Stored data entries
......
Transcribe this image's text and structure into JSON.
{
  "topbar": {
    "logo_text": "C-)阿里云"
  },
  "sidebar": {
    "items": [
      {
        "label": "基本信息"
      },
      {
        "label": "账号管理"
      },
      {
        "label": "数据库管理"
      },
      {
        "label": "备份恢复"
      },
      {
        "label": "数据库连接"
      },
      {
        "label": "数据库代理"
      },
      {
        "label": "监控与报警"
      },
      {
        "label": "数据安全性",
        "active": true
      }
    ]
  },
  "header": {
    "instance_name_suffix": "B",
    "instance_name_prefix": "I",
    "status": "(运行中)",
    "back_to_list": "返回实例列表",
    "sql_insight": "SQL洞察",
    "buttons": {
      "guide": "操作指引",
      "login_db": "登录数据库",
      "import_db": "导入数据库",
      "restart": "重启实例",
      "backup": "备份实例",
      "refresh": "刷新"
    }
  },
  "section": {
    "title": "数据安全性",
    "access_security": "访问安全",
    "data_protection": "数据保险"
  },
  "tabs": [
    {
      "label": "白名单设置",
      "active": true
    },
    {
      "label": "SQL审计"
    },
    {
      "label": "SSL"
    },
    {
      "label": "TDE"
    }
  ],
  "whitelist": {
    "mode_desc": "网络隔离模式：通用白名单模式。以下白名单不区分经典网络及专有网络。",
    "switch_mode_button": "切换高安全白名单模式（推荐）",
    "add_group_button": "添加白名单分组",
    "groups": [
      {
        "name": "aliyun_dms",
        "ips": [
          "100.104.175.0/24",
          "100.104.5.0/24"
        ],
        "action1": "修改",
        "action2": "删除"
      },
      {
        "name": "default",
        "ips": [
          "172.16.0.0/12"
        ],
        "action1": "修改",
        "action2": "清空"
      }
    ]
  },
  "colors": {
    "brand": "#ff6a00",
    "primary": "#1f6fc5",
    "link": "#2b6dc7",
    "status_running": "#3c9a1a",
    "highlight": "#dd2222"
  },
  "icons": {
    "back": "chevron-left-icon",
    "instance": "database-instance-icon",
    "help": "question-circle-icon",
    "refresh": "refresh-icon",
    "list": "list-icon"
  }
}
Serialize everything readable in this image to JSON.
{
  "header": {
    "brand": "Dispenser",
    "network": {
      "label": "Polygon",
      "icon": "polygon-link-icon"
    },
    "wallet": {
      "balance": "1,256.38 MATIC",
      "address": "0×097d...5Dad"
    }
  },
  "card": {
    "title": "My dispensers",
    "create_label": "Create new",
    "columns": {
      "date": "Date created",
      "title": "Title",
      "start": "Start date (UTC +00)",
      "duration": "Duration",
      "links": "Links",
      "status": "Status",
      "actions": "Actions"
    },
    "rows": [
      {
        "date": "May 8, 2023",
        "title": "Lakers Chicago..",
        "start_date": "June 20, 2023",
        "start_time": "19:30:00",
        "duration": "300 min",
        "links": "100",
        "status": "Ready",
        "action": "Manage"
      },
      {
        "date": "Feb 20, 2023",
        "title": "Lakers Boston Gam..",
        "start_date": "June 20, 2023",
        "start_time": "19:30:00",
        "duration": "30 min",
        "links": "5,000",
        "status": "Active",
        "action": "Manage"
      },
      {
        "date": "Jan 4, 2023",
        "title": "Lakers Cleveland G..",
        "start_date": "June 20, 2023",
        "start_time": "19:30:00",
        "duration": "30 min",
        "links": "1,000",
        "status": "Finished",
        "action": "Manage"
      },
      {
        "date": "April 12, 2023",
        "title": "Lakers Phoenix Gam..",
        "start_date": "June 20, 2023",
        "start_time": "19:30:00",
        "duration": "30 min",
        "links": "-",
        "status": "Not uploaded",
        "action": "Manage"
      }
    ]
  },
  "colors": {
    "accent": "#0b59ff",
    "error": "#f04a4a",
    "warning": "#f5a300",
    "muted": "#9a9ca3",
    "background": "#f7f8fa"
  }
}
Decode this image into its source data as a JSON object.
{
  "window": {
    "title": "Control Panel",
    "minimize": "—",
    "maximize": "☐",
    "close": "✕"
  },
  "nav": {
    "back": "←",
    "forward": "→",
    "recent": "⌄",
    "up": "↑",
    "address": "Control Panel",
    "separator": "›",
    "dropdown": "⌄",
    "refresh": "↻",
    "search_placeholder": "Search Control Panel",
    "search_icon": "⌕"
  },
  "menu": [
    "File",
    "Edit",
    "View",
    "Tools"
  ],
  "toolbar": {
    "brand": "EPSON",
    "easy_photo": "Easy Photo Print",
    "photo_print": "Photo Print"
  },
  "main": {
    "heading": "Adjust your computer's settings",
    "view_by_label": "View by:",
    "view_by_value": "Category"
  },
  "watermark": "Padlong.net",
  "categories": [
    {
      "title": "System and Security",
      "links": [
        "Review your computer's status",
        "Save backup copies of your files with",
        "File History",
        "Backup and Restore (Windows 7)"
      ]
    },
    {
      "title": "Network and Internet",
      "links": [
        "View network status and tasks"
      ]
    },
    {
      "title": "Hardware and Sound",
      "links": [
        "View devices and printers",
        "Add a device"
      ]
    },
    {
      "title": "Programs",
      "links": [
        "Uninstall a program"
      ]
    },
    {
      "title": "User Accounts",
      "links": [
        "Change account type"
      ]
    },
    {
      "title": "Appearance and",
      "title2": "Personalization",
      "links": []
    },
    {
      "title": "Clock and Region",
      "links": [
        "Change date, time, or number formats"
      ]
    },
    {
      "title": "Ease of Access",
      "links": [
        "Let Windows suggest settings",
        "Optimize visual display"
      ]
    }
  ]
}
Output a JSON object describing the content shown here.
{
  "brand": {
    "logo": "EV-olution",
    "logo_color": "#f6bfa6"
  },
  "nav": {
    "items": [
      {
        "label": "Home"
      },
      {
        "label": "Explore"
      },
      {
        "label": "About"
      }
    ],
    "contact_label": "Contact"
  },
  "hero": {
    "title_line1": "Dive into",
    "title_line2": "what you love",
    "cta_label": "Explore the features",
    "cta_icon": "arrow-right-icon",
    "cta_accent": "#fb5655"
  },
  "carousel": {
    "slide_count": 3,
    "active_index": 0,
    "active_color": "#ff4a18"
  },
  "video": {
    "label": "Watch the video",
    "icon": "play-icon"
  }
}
......
* [STATED GOAL]: Review the material and copy each line in which the word "settings" appears.

* [ANSWER FOR THE TASK]:
    "heading": "Adjust your computer's settings",
        "Let Windows suggest settings",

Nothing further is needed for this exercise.